Extracts from a graphics dataset
----
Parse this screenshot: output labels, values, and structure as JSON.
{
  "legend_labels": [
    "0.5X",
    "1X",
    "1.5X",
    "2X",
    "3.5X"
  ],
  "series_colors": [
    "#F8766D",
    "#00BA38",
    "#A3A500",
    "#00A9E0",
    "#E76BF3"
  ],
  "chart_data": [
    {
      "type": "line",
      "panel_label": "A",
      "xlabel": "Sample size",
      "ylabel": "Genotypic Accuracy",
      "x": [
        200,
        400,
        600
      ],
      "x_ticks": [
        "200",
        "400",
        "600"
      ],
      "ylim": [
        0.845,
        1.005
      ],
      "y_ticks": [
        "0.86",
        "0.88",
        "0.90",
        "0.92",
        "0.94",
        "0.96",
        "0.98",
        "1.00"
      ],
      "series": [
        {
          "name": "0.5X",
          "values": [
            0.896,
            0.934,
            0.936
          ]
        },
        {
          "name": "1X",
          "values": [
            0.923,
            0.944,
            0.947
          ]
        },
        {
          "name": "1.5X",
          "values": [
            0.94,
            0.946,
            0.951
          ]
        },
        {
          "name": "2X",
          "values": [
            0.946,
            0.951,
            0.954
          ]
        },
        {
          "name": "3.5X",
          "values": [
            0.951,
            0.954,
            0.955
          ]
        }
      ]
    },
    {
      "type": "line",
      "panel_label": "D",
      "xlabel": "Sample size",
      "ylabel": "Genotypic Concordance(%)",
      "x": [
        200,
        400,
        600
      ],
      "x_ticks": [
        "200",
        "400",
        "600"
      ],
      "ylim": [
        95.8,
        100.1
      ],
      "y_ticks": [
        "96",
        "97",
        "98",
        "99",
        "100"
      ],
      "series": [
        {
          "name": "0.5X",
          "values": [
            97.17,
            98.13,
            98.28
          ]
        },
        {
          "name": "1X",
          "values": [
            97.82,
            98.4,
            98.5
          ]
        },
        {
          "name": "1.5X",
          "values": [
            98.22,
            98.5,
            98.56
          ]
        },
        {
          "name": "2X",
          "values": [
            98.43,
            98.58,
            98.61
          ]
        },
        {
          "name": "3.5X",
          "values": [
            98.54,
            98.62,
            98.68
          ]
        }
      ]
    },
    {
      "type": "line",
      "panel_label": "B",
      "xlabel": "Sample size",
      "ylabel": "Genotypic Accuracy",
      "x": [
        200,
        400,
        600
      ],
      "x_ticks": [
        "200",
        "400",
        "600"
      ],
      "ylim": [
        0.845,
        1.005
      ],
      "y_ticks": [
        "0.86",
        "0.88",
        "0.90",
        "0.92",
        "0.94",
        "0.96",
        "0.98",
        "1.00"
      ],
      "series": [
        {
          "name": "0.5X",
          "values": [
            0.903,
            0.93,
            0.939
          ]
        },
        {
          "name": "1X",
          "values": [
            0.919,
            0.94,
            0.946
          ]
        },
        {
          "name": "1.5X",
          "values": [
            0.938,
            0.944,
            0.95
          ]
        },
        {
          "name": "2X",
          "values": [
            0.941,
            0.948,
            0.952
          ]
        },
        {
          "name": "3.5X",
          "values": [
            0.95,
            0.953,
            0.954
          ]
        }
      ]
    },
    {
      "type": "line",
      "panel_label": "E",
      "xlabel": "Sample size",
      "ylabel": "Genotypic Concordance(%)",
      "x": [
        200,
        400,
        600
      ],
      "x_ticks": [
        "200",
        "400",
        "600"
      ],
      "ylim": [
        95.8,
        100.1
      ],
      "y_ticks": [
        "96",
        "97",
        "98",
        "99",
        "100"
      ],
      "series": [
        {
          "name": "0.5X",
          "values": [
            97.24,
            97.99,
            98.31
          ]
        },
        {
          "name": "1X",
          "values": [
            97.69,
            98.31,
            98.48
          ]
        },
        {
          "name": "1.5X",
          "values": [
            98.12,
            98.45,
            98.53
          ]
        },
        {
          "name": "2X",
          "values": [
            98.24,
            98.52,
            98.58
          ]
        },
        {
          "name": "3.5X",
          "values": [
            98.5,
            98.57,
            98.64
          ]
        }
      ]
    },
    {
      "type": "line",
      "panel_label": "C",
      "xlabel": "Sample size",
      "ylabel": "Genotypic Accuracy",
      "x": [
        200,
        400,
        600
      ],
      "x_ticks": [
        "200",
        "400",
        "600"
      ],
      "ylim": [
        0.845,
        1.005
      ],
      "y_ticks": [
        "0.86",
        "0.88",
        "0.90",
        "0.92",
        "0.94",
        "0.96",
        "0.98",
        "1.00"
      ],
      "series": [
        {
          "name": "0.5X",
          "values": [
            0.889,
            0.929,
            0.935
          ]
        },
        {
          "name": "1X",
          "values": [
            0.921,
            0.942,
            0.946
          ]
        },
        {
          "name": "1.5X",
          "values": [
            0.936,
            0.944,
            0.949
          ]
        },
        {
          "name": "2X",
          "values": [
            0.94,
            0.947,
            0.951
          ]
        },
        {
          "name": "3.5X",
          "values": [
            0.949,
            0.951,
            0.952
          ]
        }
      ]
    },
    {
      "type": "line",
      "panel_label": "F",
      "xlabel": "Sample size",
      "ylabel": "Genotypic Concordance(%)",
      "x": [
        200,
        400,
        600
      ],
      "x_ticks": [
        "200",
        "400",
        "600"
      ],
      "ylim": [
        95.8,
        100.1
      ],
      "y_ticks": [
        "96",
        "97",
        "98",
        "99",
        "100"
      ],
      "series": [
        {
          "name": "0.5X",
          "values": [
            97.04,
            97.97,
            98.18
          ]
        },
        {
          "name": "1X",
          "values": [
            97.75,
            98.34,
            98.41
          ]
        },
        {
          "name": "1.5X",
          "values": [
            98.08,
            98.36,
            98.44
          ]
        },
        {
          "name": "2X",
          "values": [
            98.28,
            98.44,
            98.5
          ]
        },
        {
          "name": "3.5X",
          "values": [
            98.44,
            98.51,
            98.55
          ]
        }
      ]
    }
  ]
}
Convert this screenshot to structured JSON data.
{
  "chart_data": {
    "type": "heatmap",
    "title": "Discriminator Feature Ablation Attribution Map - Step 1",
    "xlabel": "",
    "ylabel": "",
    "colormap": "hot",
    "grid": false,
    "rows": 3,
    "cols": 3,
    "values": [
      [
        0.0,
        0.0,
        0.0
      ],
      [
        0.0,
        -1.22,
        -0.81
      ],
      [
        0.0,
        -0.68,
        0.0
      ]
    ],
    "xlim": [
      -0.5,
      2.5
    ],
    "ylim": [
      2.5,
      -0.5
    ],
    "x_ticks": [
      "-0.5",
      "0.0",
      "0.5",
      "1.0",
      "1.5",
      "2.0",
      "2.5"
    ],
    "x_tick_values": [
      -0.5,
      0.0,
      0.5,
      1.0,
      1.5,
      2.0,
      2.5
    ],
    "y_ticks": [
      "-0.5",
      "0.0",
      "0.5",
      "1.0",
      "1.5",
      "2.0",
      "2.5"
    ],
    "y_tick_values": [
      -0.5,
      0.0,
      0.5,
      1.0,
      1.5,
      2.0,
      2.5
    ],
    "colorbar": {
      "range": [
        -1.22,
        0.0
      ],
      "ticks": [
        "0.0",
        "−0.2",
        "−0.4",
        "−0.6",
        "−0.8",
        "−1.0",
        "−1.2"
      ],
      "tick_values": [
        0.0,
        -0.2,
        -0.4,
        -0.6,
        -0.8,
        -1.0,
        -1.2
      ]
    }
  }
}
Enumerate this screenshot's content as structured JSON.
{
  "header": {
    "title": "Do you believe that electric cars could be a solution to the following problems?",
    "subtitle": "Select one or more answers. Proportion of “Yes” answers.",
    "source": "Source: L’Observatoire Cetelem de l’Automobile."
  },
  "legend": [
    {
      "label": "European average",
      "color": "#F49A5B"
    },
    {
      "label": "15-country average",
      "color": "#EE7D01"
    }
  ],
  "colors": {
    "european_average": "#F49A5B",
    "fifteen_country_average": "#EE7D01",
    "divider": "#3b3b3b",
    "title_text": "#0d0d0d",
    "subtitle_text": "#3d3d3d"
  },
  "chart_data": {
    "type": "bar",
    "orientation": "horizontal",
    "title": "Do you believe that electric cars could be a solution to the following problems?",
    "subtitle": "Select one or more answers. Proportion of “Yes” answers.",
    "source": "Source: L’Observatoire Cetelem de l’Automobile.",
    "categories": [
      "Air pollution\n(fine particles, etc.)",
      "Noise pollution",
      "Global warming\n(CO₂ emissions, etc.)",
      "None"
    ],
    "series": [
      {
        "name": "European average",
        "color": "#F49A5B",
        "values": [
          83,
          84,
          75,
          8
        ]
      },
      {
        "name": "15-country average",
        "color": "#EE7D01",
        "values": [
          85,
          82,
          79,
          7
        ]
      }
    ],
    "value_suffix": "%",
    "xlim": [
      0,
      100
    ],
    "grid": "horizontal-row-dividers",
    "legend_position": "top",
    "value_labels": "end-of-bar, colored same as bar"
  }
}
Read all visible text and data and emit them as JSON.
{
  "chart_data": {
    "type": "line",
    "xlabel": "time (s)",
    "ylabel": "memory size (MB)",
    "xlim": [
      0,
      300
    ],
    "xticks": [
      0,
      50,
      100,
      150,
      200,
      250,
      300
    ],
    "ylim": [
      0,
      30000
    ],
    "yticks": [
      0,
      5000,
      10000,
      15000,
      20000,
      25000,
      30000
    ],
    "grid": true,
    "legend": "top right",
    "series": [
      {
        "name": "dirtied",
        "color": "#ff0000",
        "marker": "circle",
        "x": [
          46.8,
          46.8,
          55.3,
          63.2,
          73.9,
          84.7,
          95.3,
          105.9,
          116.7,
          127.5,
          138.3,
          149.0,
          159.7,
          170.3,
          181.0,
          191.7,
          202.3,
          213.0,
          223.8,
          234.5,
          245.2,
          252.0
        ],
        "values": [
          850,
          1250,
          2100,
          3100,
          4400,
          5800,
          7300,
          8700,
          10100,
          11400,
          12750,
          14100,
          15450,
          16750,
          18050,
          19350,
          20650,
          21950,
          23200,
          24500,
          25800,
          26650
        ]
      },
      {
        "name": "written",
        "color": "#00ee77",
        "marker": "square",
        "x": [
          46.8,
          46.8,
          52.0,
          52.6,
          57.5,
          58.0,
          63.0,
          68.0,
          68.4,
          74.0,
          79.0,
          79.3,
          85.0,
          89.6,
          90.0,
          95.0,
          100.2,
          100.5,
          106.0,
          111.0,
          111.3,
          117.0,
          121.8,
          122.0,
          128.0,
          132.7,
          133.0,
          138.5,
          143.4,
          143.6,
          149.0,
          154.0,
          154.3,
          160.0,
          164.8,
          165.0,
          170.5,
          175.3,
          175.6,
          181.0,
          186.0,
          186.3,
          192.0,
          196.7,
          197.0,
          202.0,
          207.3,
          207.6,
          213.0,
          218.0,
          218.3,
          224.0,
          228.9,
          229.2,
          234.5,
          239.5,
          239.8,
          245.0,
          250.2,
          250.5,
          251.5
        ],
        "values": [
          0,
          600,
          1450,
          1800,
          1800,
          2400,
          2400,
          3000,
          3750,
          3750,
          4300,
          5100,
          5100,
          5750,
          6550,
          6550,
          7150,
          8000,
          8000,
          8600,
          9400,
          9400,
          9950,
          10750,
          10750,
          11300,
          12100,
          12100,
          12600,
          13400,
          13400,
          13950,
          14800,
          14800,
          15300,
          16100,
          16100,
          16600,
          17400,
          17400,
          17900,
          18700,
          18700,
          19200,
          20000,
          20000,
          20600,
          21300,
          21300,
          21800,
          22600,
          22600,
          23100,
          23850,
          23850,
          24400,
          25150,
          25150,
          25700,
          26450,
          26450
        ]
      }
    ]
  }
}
----
Stated task: Return every line above in which the string "structured" occurs.

Solution for this exercise:
Convert this screenshot to structured JSON data.
Enumerate this screenshot's content as structured JSON.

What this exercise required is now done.